**SHORT TASK A:**
From the game theory thread, list every single-letter strategy label the players can choose.
**SHORT TASK B:**
Revise the game theory thread, starting with "The answer to" and going on through "either $l$ or $r$.", with "PSNE" changed to "pure strategy equilibrium".
**SHORT TASK C:**
In the game theory thread, what payoff would l give P2 when P1 plays u?

**SUPPLIED TEXT:**
** BEGIN **
I have observed that the pure strategy Nash equilibrium is $(u,r)=(3,3)$.
The answer to this question is:
$(\pi^*,\rho^*)=(1,0)$
Am I correct in interpreting the above as:
Given the PSNE of $(u,r)$, the row player will play $u$ with probability $1$ and the column player will play $r$ with probability $1-0=1$?
Thanks
Once again, thanks to denesp (and Herr K.) for the help. I thought that I'd try to answer the question just for reference purposes, and I guess that it's also a step toward improving the "answers per question" metric on Economics SE.
As aforementioned, the PSNE is $(u,r)=(3,3)$.
Player 2
- If $P1$ plays $u$, $P2$ can play either $l$ or $r$.
- $l$ would give $P2$ a payoff of $2$ whilst $r$ would give $P2$ a payoff of $3$.
- Therefore, $P2$ will play $r$ with probability $\pi=1$
Player 1
- If $P2$ plays $r$, $P1$ can play either $u$ or $d$.
- $u$ would give $P1$ a payoff of $3$ whilst $d$ would give $P1$ a payoff of $2$
- Therefore, $P1$ will play $u$ with probability $1-\rho=1$, $\rho=0$.
The result
$(\pi^*,\rho^*)=(1,0)$
** END **
**DATASET EXTRACT:**
** BEGIN **
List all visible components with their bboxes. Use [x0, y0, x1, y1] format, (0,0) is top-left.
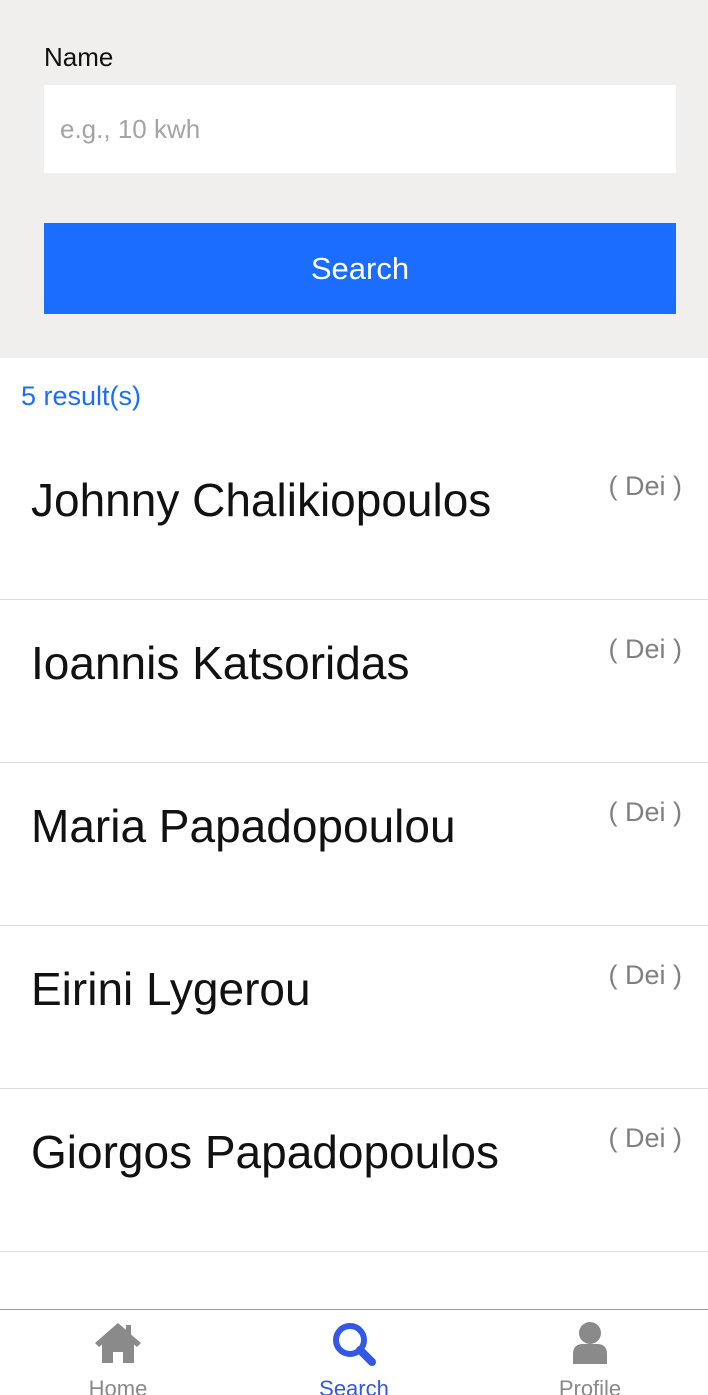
- search-form: Name Search: [0, 0, 708, 358]
- result-name: Eirini Lygerou: [31, 963, 311, 1015]
- home-icon: [95, 1323, 141, 1363]
- list-item[interactable]: Ioannis Katsoridas ( Dei ): [0, 600, 708, 763]
- tab-home-label: Home: [88, 1376, 148, 1395]
- result-name: Maria Papadopoulou: [31, 800, 456, 852]
- list-item[interactable]: Maria Papadopoulou ( Dei ): [0, 763, 708, 926]
- search-icon: [333, 1323, 376, 1366]
- tab-profile-label: Profile: [558, 1376, 622, 1395]
- name-input[interactable]: [44, 85, 676, 173]
- profile-icon: [573, 1322, 607, 1364]
- result-tag: ( Dei ): [608, 960, 683, 990]
- search-button[interactable]: Search: [44, 223, 676, 314]
- results-list: Johnny Chalikiopoulos ( Dei ) Ioannis Ka…: [0, 437, 708, 1252]
- result-tag: ( Dei ): [608, 471, 683, 501]
- result-tag: ( Dei ): [608, 1123, 683, 1153]
- result-tag: ( Dei ): [608, 634, 683, 664]
- list-item[interactable]: Giorgos Papadopoulos ( Dei ): [0, 1089, 708, 1252]
- list-item[interactable]: Johnny Chalikiopoulos ( Dei ): [0, 437, 708, 600]
- bottom-tab-bar: Home Search Profile: [0, 1309, 708, 1395]
- result-count: 5 result(s): [21, 381, 142, 411]
- result-name: Giorgos Papadopoulos: [31, 1126, 499, 1178]
- result-name: Johnny Chalikiopoulos: [31, 474, 492, 526]
- tab-search-label: Search: [319, 1376, 389, 1395]
- tab-search[interactable]: Search: [236, 1310, 472, 1395]
- name-field-label: Name: [44, 42, 114, 72]
- result-tag: ( Dei ): [608, 797, 683, 827]
- list-item[interactable]: Eirini Lygerou ( Dei ): [0, 926, 708, 1089]
- result-name: Ioannis Katsoridas: [31, 637, 410, 689]
- search-screen: Name Search 5 result(s) Johnny Chalikiop…: [0, 0, 708, 1395]
- tab-profile[interactable]: Profile: [472, 1310, 708, 1395]
- tab-home[interactable]: Home: [0, 1310, 236, 1395]
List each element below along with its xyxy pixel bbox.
** END **
**FULL OUTPUT A:**
u, d, l, r

**FULL OUTPUT B:**
The answer to this question is:
$(\pi^*,\rho^*)=(1,0)$
Am I correct in interpreting the above as:
Given the pure strategy equilibrium of $(u,r)$, the row player will play $u$ with probability $1$ and the column player will play $r$ with probability $1-0=1$?
Thanks
Once again, thanks to denesp (and Herr K.) for the help. I thought that I'd try to answer the question just for reference purposes, and I guess that it's also a step toward improving the "answers per question" metric on Economics SE.
As aforementioned, the pure strategy equilibrium is $(u,r)=(3,3)$.
Player 2
- If $P1$ plays $u$, $P2$ can play either $l$ or $r$.

**FULL OUTPUT C:**
A payoff of 2.